_Short exercise_
Write out the entries verbatim and leave the images out of the copy.

Source data:
━━━━━━━━━━━━━━━━━━━━━━━━━━━━━━
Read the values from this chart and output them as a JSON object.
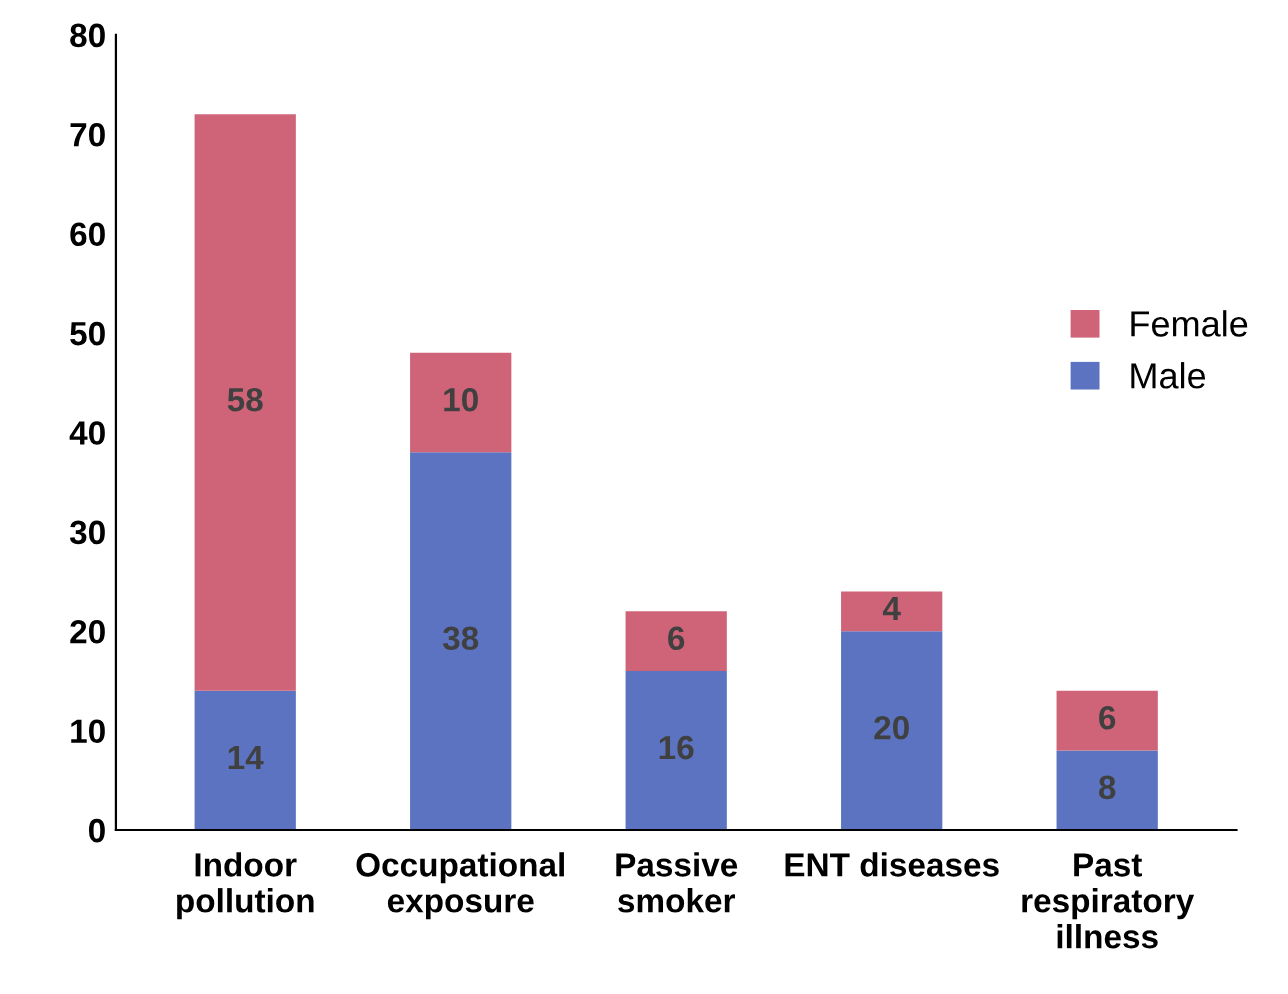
{
  "chart_data": {
    "type": "bar",
    "stacked": true,
    "categories": [
      "Indoor\npollution",
      "Occupational\nexposure",
      "Passive\nsmoker",
      "ENT diseases",
      "Past\nrespiratory\nillness"
    ],
    "series": [
      {
        "name": "Male",
        "color": "#5b73c0",
        "values": [
          14,
          38,
          16,
          20,
          8
        ]
      },
      {
        "name": "Female",
        "color": "#cf6479",
        "values": [
          58,
          10,
          6,
          4,
          6
        ]
      }
    ],
    "ylim": [
      0,
      80
    ],
    "yticks": [
      0,
      10,
      20,
      30,
      40,
      50,
      60,
      70,
      80
    ],
    "grid": false,
    "legend": "right",
    "data_labels": true
  }
}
━━━━━━━━━━━━━━━━━━━━━━━━━━━━━━
_Finished answer_
Read the values from this chart and output them as a JSON object.
{
  "chart_data": {
    "type": "bar",
    "stacked": true,
    "categories": [
      "Indoor\npollution",
      "Occupational\nexposure",
      "Passive\nsmoker",
      "ENT diseases",
      "Past\nrespiratory\nillness"
    ],
    "series": [
      {
        "name": "Male",
        "color": "#5b73c0",
        "values": [
          14,
          38,
          16,
          20,
          8
        ]
      },
      {
        "name": "Female",
        "color": "#cf6479",
        "values": [
          58,
          10,
          6,
          4,
          6
        ]
      }
    ],
    "ylim": [
      0,
      80
    ],
    "yticks": [
      0,
      10,
      20,
      30,
      40,
      50,
      60,
      70,
      80
    ],
    "grid": false,
    "legend": "right",
    "data_labels": true
  }
}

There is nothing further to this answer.